-- Begin --
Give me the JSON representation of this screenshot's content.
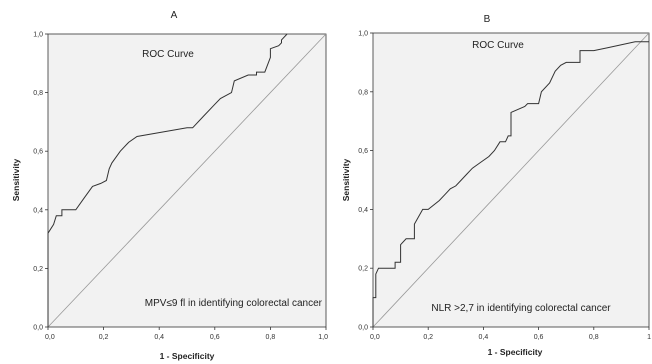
{
  "chart_data": [
    {
      "type": "line",
      "panel_label": "A",
      "title": "ROC Curve",
      "annotation": "MPV≤9 fl  in identifying colorectal cancer",
      "xlabel": "1 - Specificity",
      "ylabel": "Sensitivity",
      "xlim": [
        0,
        1
      ],
      "ylim": [
        0,
        1
      ],
      "x_ticks": [
        "0,0",
        "0,2",
        "0,4",
        "0,6",
        "0,8",
        "1,0"
      ],
      "y_ticks": [
        "0,0",
        "0,2",
        "0,4",
        "0,6",
        "0,8",
        "1,0"
      ],
      "grid": false,
      "reference_line": [
        [
          0,
          0
        ],
        [
          1,
          1
        ]
      ],
      "series": [
        {
          "x": [
            0,
            0,
            0.02,
            0.03,
            0.05,
            0.05,
            0.1,
            0.13,
            0.16,
            0.19,
            0.21,
            0.22,
            0.23,
            0.26,
            0.29,
            0.32,
            0.5,
            0.52,
            0.56,
            0.6,
            0.62,
            0.66,
            0.67,
            0.72,
            0.72,
            0.75,
            0.75,
            0.78,
            0.8,
            0.8,
            0.83,
            0.84,
            0.84,
            0.86
          ],
          "y": [
            0,
            0.32,
            0.35,
            0.38,
            0.38,
            0.4,
            0.4,
            0.44,
            0.48,
            0.49,
            0.5,
            0.54,
            0.56,
            0.6,
            0.63,
            0.65,
            0.68,
            0.68,
            0.72,
            0.76,
            0.78,
            0.8,
            0.84,
            0.86,
            0.86,
            0.86,
            0.87,
            0.87,
            0.92,
            0.95,
            0.96,
            0.97,
            0.98,
            1.0
          ]
        }
      ]
    },
    {
      "type": "line",
      "panel_label": "B",
      "title": "ROC Curve",
      "annotation": "NLR >2,7 in identifying colorectal cancer",
      "xlabel": "1 - Specificity",
      "ylabel": "Sensitivity",
      "xlim": [
        0,
        1
      ],
      "ylim": [
        0,
        1
      ],
      "x_ticks": [
        "0,0",
        "0,2",
        "0,4",
        "0,6",
        "0,8",
        "1"
      ],
      "y_ticks": [
        "0,0",
        "0,2",
        "0,4",
        "0,6",
        "0,8",
        "1,0"
      ],
      "grid": false,
      "reference_line": [
        [
          0,
          0
        ],
        [
          1,
          1
        ]
      ],
      "series": [
        {
          "x": [
            0,
            0,
            0.01,
            0.01,
            0.02,
            0.04,
            0.08,
            0.08,
            0.1,
            0.1,
            0.12,
            0.15,
            0.15,
            0.18,
            0.2,
            0.24,
            0.26,
            0.28,
            0.3,
            0.32,
            0.34,
            0.36,
            0.39,
            0.42,
            0.44,
            0.46,
            0.48,
            0.49,
            0.5,
            0.5,
            0.55,
            0.56,
            0.6,
            0.61,
            0.64,
            0.66,
            0.68,
            0.7,
            0.72,
            0.75,
            0.75,
            0.8,
            0.85,
            0.9,
            0.95,
            1.0
          ],
          "y": [
            0,
            0.1,
            0.1,
            0.18,
            0.2,
            0.2,
            0.2,
            0.22,
            0.22,
            0.28,
            0.3,
            0.3,
            0.35,
            0.4,
            0.4,
            0.43,
            0.45,
            0.47,
            0.48,
            0.5,
            0.52,
            0.54,
            0.56,
            0.58,
            0.6,
            0.63,
            0.63,
            0.65,
            0.65,
            0.73,
            0.75,
            0.76,
            0.76,
            0.8,
            0.83,
            0.87,
            0.89,
            0.9,
            0.9,
            0.9,
            0.94,
            0.94,
            0.95,
            0.96,
            0.97,
            0.97
          ]
        }
      ]
    }
  ]
}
-- End --
• **Requirements**
Reproduce the material above verbatim; omit every picture.

• **Answer to the problem**
Give me the JSON representation of this screenshot's content.
{
  "chart_data": [
    {
      "type": "line",
      "panel_label": "A",
      "title": "ROC Curve",
      "annotation": "MPV≤9 fl  in identifying colorectal cancer",
      "xlabel": "1 - Specificity",
      "ylabel": "Sensitivity",
      "xlim": [
        0,
        1
      ],
      "ylim": [
        0,
        1
      ],
      "x_ticks": [
        "0,0",
        "0,2",
        "0,4",
        "0,6",
        "0,8",
        "1,0"
      ],
      "y_ticks": [
        "0,0",
        "0,2",
        "0,4",
        "0,6",
        "0,8",
        "1,0"
      ],
      "grid": false,
      "reference_line": [
        [
          0,
          0
        ],
        [
          1,
          1
        ]
      ],
      "series": [
        {
          "x": [
            0,
            0,
            0.02,
            0.03,
            0.05,
            0.05,
            0.1,
            0.13,
            0.16,
            0.19,
            0.21,
            0.22,
            0.23,
            0.26,
            0.29,
            0.32,
            0.5,
            0.52,
            0.56,
            0.6,
            0.62,
            0.66,
            0.67,
            0.72,
            0.72,
            0.75,
            0.75,
            0.78,
            0.8,
            0.8,
            0.83,
            0.84,
            0.84,
            0.86
          ],
          "y": [
            0,
            0.32,
            0.35,
            0.38,
            0.38,
            0.4,
            0.4,
            0.44,
            0.48,
            0.49,
            0.5,
            0.54,
            0.56,
            0.6,
            0.63,
            0.65,
            0.68,
            0.68,
            0.72,
            0.76,
            0.78,
            0.8,
            0.84,
            0.86,
            0.86,
            0.86,
            0.87,
            0.87,
            0.92,
            0.95,
            0.96,
            0.97,
            0.98,
            1.0
          ]
        }
      ]
    },
    {
      "type": "line",
      "panel_label": "B",
      "title": "ROC Curve",
      "annotation": "NLR >2,7 in identifying colorectal cancer",
      "xlabel": "1 - Specificity",
      "ylabel": "Sensitivity",
      "xlim": [
        0,
        1
      ],
      "ylim": [
        0,
        1
      ],
      "x_ticks": [
        "0,0",
        "0,2",
        "0,4",
        "0,6",
        "0,8",
        "1"
      ],
      "y_ticks": [
        "0,0",
        "0,2",
        "0,4",
        "0,6",
        "0,8",
        "1,0"
      ],
      "grid": false,
      "reference_line": [
        [
          0,
          0
        ],
        [
          1,
          1
        ]
      ],
      "series": [
        {
          "x": [
            0,
            0,
            0.01,
            0.01,
            0.02,
            0.04,
            0.08,
            0.08,
            0.1,
            0.1,
            0.12,
            0.15,
            0.15,
            0.18,
            0.2,
            0.24,
            0.26,
            0.28,
            0.3,
            0.32,
            0.34,
            0.36,
            0.39,
            0.42,
            0.44,
            0.46,
            0.48,
            0.49,
            0.5,
            0.5,
            0.55,
            0.56,
            0.6,
            0.61,
            0.64,
            0.66,
            0.68,
            0.7,
            0.72,
            0.75,
            0.75,
            0.8,
            0.85,
            0.9,
            0.95,
            1.0
          ],
          "y": [
            0,
            0.1,
            0.1,
            0.18,
            0.2,
            0.2,
            0.2,
            0.22,
            0.22,
            0.28,
            0.3,
            0.3,
            0.35,
            0.4,
            0.4,
            0.43,
            0.45,
            0.47,
            0.48,
            0.5,
            0.52,
            0.54,
            0.56,
            0.58,
            0.6,
            0.63,
            0.63,
            0.65,
            0.65,
            0.73,
            0.75,
            0.76,
            0.76,
            0.8,
            0.83,
            0.87,
            0.89,
            0.9,
            0.9,
            0.9,
            0.94,
            0.94,
            0.95,
            0.96,
            0.97,
            0.97
          ]
        }
      ]
    }
  ]
}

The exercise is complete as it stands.